## Start EXTRACTED RECORDS

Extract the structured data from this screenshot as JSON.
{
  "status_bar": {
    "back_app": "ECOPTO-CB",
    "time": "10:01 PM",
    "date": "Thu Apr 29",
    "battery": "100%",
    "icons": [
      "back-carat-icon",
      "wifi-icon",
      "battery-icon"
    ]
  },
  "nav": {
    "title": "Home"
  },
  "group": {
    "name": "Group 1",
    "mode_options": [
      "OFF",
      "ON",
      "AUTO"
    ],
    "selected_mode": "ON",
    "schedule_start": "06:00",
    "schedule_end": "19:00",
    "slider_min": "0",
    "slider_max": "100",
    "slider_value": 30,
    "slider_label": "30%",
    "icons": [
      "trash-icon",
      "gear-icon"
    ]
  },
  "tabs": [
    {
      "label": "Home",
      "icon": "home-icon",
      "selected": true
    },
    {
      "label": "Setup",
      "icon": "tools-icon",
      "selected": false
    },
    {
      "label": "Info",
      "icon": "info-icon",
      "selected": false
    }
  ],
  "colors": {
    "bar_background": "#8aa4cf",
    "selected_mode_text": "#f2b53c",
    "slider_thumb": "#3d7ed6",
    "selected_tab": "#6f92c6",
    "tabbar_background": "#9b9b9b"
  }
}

## End EXTRACTED RECORDS

PROBLEM TO SOLVE:
Write down all the entries again without a single difference.

EXERCISE OUTPUT:
Extract the structured data from this screenshot as JSON.
{
  "status_bar": {
    "back_app": "ECOPTO-CB",
    "time": "10:01 PM",
    "date": "Thu Apr 29",
    "battery": "100%",
    "icons": [
      "back-carat-icon",
      "wifi-icon",
      "battery-icon"
    ]
  },
  "nav": {
    "title": "Home"
  },
  "group": {
    "name": "Group 1",
    "mode_options": [
      "OFF",
      "ON",
      "AUTO"
    ],
    "selected_mode": "ON",
    "schedule_start": "06:00",
    "schedule_end": "19:00",
    "slider_min": "0",
    "slider_max": "100",
    "slider_value": 30,
    "slider_label": "30%",
    "icons": [
      "trash-icon",
      "gear-icon"
    ]
  },
  "tabs": [
    {
      "label": "Home",
      "icon": "home-icon",
      "selected": true
    },
    {
      "label": "Setup",
      "icon": "tools-icon",
      "selected": false
    },
    {
      "label": "Info",
      "icon": "info-icon",
      "selected": false
    }
  ],
  "colors": {
    "bar_background": "#8aa4cf",
    "selected_mode_text": "#f2b53c",
    "slider_thumb": "#3d7ed6",
    "selected_tab": "#6f92c6",
    "tabbar_background": "#9b9b9b"
  }
}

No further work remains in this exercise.